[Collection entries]
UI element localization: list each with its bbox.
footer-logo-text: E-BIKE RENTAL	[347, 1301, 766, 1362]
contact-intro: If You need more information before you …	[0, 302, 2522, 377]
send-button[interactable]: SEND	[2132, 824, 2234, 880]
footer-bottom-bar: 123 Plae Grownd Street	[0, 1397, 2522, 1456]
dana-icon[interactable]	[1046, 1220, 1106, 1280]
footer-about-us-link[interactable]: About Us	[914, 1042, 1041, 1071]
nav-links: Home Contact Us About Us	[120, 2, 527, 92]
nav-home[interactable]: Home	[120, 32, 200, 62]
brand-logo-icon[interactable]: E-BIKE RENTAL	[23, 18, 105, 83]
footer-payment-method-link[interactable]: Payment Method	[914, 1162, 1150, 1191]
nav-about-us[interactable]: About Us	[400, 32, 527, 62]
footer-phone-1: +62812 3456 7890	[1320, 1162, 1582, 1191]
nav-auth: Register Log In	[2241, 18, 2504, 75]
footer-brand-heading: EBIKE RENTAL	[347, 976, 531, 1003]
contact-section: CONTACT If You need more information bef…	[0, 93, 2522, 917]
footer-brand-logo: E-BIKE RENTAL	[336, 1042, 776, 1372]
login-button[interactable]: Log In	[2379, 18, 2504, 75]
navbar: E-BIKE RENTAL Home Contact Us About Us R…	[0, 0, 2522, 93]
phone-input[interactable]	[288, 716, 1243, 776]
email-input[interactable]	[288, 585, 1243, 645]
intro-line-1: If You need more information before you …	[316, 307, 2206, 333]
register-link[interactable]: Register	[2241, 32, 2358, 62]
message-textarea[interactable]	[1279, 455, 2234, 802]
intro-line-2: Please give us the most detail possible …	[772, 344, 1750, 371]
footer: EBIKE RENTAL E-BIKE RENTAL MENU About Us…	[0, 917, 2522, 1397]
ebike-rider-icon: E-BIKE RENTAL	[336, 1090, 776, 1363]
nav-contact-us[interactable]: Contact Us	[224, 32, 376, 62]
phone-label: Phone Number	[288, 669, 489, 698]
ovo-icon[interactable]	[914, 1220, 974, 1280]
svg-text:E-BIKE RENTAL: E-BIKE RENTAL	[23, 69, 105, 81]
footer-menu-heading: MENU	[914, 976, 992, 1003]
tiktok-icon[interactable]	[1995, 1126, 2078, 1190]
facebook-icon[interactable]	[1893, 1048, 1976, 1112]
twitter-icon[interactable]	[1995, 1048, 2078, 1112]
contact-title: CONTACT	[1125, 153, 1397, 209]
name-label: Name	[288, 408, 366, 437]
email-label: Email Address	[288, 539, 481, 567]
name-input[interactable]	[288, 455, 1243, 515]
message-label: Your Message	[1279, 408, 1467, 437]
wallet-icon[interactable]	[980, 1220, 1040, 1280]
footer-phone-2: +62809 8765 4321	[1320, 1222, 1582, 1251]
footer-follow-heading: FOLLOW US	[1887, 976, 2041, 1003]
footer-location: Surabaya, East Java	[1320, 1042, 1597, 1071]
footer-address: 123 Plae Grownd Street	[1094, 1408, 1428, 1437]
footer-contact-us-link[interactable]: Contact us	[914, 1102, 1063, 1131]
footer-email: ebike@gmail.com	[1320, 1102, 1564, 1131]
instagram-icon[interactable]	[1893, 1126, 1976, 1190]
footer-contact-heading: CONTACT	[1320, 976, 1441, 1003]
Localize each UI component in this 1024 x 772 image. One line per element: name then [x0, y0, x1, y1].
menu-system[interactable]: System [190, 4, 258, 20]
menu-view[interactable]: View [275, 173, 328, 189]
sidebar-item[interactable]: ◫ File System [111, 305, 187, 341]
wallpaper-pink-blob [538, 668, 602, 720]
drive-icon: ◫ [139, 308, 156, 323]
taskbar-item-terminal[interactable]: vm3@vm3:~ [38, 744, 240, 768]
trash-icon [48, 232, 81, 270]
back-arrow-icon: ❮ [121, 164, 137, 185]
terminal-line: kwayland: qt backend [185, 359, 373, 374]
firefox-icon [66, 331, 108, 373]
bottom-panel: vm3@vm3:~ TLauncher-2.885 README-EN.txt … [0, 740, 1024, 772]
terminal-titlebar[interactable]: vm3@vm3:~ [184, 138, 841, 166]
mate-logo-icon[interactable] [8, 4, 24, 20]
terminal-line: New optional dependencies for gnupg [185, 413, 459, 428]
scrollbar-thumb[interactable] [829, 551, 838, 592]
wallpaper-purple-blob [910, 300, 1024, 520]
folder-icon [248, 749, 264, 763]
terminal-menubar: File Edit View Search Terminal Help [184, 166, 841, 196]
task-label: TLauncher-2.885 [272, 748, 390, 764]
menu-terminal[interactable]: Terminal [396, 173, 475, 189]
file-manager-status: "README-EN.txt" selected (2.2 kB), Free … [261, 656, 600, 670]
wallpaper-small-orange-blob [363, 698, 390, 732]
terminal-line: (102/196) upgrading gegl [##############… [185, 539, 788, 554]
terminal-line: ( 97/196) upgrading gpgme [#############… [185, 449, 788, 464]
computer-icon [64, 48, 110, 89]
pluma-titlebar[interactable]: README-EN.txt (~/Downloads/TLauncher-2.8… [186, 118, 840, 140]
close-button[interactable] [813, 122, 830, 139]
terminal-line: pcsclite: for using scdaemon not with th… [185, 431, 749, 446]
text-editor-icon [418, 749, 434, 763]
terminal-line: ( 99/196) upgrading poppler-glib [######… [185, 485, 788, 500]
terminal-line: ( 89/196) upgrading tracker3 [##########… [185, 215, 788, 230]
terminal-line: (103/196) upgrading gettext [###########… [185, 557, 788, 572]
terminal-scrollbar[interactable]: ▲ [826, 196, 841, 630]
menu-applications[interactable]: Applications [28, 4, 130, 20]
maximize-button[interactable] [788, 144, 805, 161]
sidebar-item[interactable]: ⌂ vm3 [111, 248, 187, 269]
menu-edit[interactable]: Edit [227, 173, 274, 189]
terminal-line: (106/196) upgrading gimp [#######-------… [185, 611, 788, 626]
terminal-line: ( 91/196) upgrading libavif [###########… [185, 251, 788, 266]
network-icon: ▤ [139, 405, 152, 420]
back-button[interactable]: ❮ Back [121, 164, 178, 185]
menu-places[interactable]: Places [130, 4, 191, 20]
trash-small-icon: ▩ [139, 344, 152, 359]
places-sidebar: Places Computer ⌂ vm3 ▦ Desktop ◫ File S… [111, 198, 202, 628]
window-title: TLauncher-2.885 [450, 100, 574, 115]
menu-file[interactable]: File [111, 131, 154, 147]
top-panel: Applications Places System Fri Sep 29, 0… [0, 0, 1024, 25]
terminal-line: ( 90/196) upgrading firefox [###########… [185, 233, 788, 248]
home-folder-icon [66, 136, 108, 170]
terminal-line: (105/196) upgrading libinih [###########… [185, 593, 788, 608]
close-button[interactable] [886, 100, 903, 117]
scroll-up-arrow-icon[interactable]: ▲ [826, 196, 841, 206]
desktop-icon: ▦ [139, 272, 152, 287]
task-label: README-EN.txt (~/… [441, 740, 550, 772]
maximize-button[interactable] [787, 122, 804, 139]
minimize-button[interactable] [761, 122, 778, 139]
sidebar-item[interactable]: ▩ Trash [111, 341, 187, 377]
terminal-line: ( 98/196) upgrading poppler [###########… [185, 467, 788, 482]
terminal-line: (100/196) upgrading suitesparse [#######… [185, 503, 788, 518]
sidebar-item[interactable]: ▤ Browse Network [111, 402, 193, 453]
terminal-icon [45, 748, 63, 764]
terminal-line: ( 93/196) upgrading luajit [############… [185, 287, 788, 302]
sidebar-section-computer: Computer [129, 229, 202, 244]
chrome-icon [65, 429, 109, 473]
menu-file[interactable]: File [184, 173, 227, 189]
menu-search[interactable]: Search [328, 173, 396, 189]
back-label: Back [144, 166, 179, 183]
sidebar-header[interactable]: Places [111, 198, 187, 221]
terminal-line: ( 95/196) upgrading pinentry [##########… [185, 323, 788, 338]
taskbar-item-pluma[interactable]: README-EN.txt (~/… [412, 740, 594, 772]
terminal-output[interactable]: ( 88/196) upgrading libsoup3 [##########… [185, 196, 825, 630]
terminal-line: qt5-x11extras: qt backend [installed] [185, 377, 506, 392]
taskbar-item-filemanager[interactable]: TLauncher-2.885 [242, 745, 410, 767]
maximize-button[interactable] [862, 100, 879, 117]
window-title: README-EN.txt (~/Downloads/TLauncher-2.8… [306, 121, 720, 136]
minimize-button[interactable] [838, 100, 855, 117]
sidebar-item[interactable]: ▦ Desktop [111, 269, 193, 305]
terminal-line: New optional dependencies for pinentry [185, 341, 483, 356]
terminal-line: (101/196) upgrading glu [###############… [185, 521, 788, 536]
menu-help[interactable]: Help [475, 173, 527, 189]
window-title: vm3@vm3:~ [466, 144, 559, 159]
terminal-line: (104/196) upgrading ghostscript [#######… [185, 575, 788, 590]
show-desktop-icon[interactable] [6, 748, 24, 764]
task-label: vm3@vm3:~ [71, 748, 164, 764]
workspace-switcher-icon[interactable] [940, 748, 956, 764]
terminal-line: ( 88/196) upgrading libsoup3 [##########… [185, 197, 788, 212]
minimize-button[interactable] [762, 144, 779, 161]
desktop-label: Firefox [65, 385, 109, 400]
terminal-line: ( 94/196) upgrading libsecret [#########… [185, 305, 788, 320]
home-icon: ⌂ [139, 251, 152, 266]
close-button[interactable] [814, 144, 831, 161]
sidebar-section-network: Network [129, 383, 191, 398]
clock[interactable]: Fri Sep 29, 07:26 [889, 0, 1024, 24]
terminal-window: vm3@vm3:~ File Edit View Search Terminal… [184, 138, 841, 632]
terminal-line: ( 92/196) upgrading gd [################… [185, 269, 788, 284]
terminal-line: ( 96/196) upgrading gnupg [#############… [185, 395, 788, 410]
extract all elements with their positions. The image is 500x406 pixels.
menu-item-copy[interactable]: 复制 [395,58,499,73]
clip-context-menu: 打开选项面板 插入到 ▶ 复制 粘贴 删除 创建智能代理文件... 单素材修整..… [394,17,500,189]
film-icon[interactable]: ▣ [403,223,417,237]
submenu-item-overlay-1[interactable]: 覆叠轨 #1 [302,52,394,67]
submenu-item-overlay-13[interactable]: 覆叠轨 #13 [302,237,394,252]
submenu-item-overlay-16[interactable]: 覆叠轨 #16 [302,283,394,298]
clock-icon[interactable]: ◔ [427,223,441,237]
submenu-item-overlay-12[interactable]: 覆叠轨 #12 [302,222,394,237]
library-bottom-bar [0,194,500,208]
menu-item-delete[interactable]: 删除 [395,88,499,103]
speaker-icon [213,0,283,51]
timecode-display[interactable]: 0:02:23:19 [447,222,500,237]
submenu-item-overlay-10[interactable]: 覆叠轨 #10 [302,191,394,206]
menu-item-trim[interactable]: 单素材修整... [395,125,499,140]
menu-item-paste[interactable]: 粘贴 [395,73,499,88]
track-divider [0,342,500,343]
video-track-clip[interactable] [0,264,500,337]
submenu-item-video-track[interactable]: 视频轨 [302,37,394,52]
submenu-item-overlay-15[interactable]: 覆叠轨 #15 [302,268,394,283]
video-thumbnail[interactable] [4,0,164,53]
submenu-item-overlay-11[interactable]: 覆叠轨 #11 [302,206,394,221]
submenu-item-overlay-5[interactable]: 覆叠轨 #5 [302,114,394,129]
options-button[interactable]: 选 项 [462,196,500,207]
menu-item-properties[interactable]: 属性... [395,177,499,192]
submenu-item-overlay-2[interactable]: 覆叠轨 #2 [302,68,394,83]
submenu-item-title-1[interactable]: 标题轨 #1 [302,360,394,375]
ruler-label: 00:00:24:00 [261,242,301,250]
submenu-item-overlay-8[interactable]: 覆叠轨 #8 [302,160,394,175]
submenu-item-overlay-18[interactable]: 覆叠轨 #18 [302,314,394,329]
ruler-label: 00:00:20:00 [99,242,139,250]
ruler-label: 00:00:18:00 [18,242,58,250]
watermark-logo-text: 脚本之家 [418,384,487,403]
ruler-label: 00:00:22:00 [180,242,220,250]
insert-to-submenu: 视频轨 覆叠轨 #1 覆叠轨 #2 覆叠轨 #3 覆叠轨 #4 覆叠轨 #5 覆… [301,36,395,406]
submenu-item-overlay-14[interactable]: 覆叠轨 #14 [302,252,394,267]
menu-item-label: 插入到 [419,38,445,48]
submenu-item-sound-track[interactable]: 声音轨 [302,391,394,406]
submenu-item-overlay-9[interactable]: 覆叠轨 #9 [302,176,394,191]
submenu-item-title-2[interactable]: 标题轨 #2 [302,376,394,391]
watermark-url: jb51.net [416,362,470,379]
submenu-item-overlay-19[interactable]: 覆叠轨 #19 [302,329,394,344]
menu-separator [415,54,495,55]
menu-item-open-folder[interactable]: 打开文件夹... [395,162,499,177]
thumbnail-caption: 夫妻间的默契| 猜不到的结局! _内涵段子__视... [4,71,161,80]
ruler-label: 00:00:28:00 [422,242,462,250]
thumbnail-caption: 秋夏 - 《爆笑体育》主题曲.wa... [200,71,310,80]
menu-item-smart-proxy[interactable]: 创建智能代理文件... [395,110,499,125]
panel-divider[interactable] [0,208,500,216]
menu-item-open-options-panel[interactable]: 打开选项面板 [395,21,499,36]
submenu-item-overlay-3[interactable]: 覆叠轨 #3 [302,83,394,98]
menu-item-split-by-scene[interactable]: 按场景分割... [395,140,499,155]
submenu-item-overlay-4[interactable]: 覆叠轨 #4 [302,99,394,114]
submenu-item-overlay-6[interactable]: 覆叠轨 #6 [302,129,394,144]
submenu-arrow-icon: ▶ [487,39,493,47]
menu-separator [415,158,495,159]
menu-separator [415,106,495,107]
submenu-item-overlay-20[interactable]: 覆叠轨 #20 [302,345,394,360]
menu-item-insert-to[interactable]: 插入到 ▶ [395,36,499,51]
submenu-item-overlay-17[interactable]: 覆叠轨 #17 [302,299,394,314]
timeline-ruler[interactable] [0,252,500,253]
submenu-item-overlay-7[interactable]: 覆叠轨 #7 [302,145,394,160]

# What the task requires
Please copy the listing from its first line through the line containing "716, 1243, 776]", swapping "About Us" for "Our Story" everywhere it occurs and leaving everything else as it is.

# Response
UI element localization: list each with its bbox.
footer-logo-text: E-BIKE RENTAL	[347, 1301, 766, 1362]
contact-intro: If You need more information before you …	[0, 302, 2522, 377]
send-button[interactable]: SEND	[2132, 824, 2234, 880]
footer-bottom-bar: 123 Plae Grownd Street	[0, 1397, 2522, 1456]
dana-icon[interactable]	[1046, 1220, 1106, 1280]
footer-about-us-link[interactable]: Our Story	[914, 1042, 1041, 1071]
nav-links: Home Contact Us Our Story	[120, 2, 527, 92]
nav-home[interactable]: Home	[120, 32, 200, 62]
brand-logo-icon[interactable]: E-BIKE RENTAL	[23, 18, 105, 83]
footer-payment-method-link[interactable]: Payment Method	[914, 1162, 1150, 1191]
nav-about-us[interactable]: Our Story	[400, 32, 527, 62]
footer-phone-1: +62812 3456 7890	[1320, 1162, 1582, 1191]
nav-auth: Register Log In	[2241, 18, 2504, 75]
footer-brand-heading: EBIKE RENTAL	[347, 976, 531, 1003]
contact-section: CONTACT If You need more information bef…	[0, 93, 2522, 917]
footer-brand-logo: E-BIKE RENTAL	[336, 1042, 776, 1372]
login-button[interactable]: Log In	[2379, 18, 2504, 75]
navbar: E-BIKE RENTAL Home Contact Us Our Story R…	[0, 0, 2522, 93]
phone-input[interactable]	[288, 716, 1243, 776]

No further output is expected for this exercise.